━━ INPUT MATERIAL

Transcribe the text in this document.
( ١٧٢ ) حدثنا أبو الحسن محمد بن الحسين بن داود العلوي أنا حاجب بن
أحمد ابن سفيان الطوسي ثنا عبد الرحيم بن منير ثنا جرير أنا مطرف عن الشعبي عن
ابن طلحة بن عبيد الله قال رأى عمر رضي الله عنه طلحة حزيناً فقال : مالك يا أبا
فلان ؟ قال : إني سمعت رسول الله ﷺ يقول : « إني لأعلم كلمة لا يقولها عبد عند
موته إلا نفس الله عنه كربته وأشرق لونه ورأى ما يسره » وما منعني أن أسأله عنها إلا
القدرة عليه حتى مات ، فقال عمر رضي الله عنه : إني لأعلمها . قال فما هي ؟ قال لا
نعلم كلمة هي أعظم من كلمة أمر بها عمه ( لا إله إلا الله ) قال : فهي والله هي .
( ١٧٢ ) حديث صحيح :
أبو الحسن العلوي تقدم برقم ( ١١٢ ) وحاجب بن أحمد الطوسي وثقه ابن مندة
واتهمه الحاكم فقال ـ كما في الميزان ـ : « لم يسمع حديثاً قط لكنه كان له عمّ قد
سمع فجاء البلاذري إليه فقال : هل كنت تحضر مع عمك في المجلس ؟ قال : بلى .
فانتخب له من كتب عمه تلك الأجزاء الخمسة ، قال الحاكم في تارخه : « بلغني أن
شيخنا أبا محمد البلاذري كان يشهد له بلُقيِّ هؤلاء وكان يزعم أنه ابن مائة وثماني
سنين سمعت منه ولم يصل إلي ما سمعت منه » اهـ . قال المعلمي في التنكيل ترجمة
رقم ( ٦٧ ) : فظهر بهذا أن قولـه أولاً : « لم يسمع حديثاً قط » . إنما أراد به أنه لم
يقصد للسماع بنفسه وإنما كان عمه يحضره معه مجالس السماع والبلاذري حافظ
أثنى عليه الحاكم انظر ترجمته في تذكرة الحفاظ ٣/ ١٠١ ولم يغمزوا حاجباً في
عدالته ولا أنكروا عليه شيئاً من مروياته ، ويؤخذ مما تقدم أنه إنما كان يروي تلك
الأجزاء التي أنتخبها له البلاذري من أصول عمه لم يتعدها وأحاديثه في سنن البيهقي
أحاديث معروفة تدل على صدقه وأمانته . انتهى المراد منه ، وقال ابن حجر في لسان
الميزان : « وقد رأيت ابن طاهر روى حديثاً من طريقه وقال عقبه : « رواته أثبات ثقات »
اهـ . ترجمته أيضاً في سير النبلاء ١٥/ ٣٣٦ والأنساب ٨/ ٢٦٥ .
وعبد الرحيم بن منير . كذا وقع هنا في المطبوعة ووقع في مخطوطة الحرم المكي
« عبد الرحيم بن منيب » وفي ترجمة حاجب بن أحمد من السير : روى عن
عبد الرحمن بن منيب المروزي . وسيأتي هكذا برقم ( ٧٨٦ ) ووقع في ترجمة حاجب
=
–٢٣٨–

━━━━
━━ INPUT MATERIAL

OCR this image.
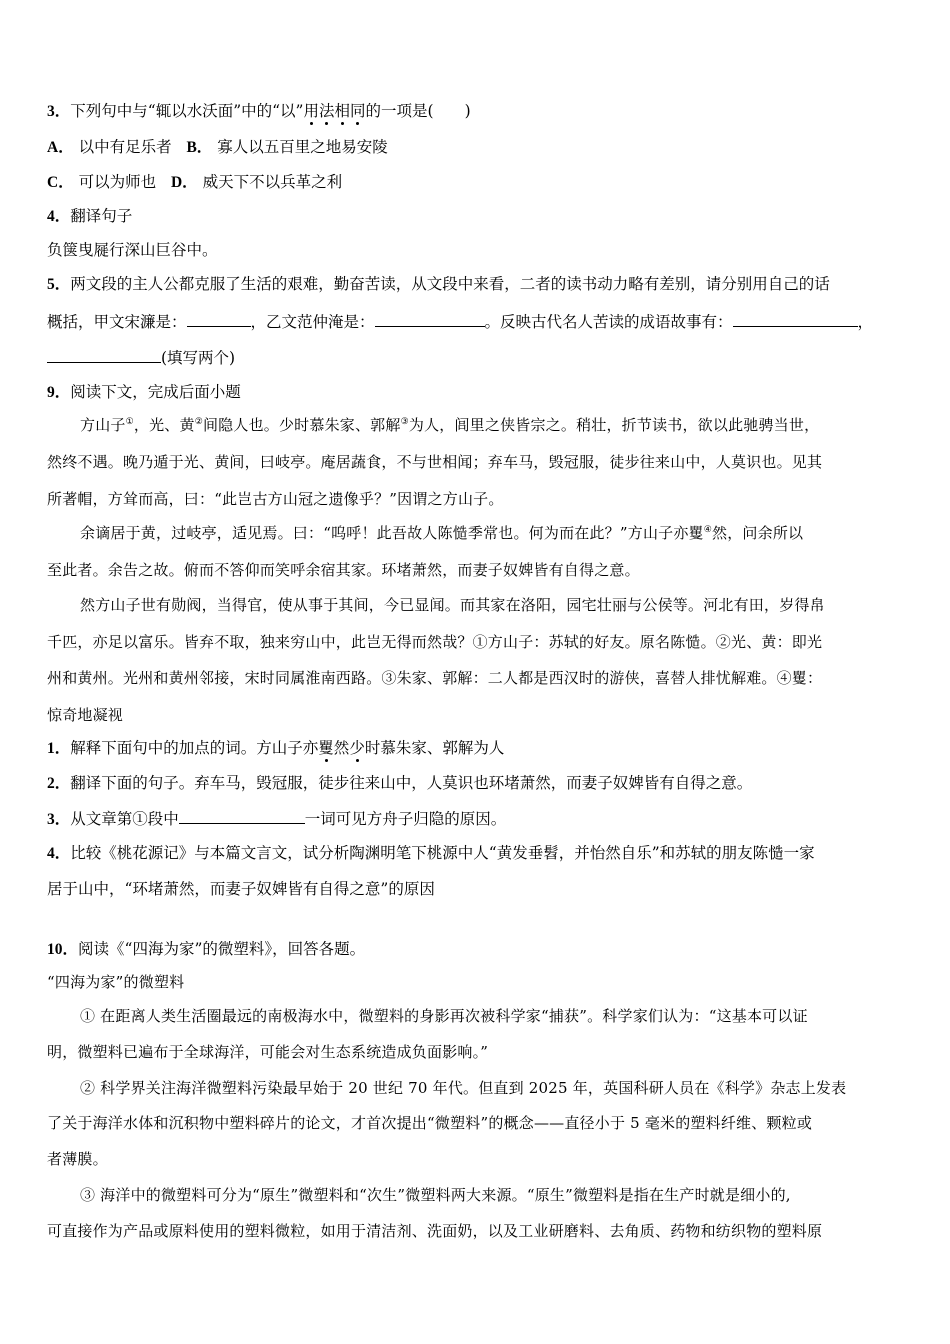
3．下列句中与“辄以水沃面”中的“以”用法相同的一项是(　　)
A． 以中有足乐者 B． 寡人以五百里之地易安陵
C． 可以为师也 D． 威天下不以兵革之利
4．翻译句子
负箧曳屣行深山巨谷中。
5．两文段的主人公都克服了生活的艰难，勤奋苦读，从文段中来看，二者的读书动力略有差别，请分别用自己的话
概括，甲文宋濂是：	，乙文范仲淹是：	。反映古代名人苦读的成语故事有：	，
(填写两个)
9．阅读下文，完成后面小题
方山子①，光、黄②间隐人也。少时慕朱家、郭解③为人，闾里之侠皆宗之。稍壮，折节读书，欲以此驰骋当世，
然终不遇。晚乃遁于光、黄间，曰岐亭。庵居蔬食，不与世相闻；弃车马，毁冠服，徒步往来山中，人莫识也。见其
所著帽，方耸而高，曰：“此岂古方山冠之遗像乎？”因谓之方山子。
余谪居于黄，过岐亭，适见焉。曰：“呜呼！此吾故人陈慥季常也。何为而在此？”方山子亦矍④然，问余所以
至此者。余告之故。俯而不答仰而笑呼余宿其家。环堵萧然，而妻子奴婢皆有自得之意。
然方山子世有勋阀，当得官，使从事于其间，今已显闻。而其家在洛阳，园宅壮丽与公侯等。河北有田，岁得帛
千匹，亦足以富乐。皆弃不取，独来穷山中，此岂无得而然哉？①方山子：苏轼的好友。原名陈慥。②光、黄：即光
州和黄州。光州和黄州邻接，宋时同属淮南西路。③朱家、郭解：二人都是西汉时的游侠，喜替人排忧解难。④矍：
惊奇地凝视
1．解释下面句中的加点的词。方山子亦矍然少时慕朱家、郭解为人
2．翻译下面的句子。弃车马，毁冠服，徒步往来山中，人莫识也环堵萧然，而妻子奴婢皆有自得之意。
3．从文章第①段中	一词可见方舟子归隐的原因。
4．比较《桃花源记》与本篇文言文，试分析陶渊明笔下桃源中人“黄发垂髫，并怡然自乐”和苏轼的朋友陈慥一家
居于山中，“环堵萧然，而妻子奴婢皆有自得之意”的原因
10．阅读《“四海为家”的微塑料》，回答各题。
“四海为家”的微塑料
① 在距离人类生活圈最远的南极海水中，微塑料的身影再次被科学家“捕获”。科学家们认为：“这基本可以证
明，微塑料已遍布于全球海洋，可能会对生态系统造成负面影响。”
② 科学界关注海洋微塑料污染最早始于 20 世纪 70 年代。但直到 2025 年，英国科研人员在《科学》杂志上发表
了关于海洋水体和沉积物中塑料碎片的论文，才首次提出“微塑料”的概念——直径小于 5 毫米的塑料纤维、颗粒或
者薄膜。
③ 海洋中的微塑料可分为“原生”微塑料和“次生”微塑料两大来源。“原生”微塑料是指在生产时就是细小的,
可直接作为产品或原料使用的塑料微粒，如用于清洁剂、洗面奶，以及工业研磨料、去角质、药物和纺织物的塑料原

━━━━

STATED EXERCISE
Select every line of the records holding the string "الحسن".

FINISHED TASK
( ١٧٢ ) حدثنا أبو الحسن محمد بن الحسين بن داود العلوي أنا حاجب بن
أبو الحسن العلوي تقدم برقم ( ١١٢ ) وحاجب بن أحمد الطوسي وثقه ابن مندة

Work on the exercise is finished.